-- AVAILABLE DATA start --
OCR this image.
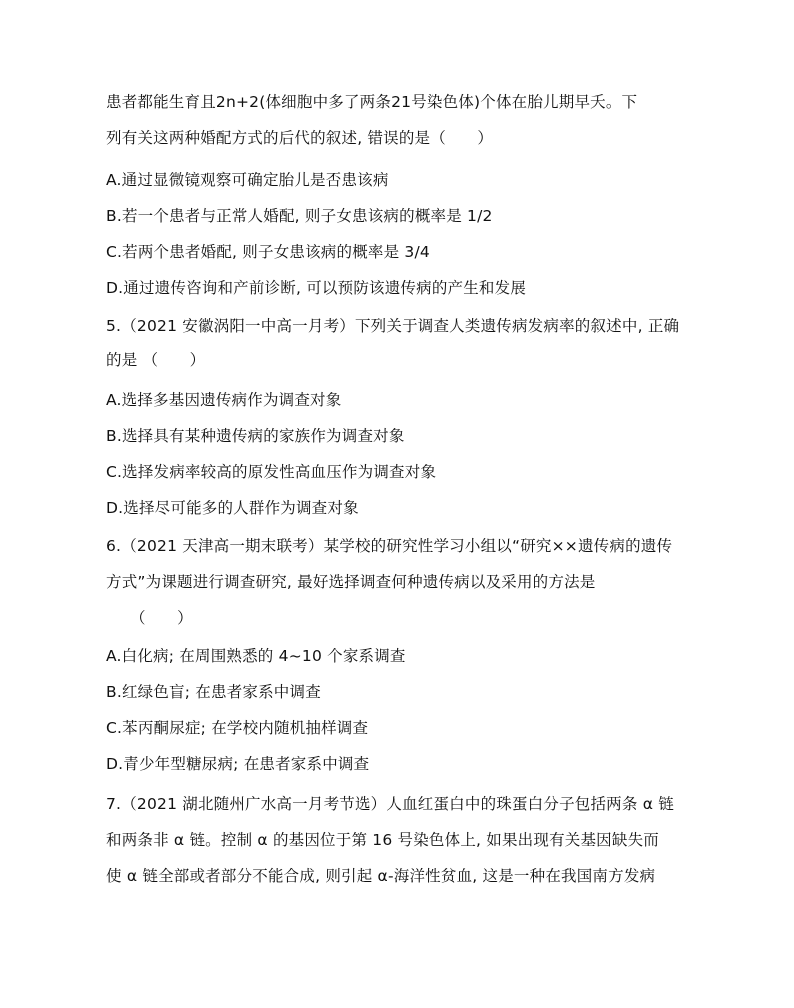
患者都能生育且2n+2(体细胞中多了两条21号染色体)个体在胎儿期早夭。下
列有关这两种婚配方式的后代的叙述, 错误的是（　　）
A.通过显微镜观察可确定胎儿是否患该病
B.若一个患者与正常人婚配, 则子女患该病的概率是 1/2
C.若两个患者婚配, 则子女患该病的概率是 3/4
D.通过遗传咨询和产前诊断, 可以预防该遗传病的产生和发展
5.（2021 安徽涡阳一中高一月考）下列关于调查人类遗传病发病率的叙述中, 正确
的是 （　　）
A.选择多基因遗传病作为调查对象
B.选择具有某种遗传病的家族作为调查对象
C.选择发病率较高的原发性高血压作为调查对象
D.选择尽可能多的人群作为调查对象
6.（2021 天津高一期末联考）某学校的研究性学习小组以“研究××遗传病的遗传
方式”为课题进行调查研究, 最好选择调查何种遗传病以及采用的方法是
（　　）
A.白化病; 在周围熟悉的 4~10 个家系调查
B.红绿色盲; 在患者家系中调查
C.苯丙酮尿症; 在学校内随机抽样调查
D.青少年型糖尿病; 在患者家系中调查
7.（2021 湖北随州广水高一月考节选）人血红蛋白中的珠蛋白分子包括两条 α 链
和两条非 α 链。控制 α 的基因位于第 16 号染色体上, 如果出现有关基因缺失而
使 α 链全部或者部分不能合成, 则引起 α-海洋性贫血, 这是一种在我国南方发病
-- AVAILABLE DATA end --
### [EXERCISE TASK]
Write the records out again in full, exactly, and skip every picture.

### [ANSWER]
OCR this image.
患者都能生育且2n+2(体细胞中多了两条21号染色体)个体在胎儿期早夭。下
列有关这两种婚配方式的后代的叙述, 错误的是（　　）
A.通过显微镜观察可确定胎儿是否患该病
B.若一个患者与正常人婚配, 则子女患该病的概率是 1/2
C.若两个患者婚配, 则子女患该病的概率是 3/4
D.通过遗传咨询和产前诊断, 可以预防该遗传病的产生和发展
5.（2021 安徽涡阳一中高一月考）下列关于调查人类遗传病发病率的叙述中, 正确
的是 （　　）
A.选择多基因遗传病作为调查对象
B.选择具有某种遗传病的家族作为调查对象
C.选择发病率较高的原发性高血压作为调查对象
D.选择尽可能多的人群作为调查对象
6.（2021 天津高一期末联考）某学校的研究性学习小组以“研究××遗传病的遗传
方式”为课题进行调查研究, 最好选择调查何种遗传病以及采用的方法是
（　　）
A.白化病; 在周围熟悉的 4~10 个家系调查
B.红绿色盲; 在患者家系中调查
C.苯丙酮尿症; 在学校内随机抽样调查
D.青少年型糖尿病; 在患者家系中调查
7.（2021 湖北随州广水高一月考节选）人血红蛋白中的珠蛋白分子包括两条 α 链
和两条非 α 链。控制 α 的基因位于第 16 号染色体上, 如果出现有关基因缺失而
使 α 链全部或者部分不能合成, 则引起 α-海洋性贫血, 这是一种在我国南方发病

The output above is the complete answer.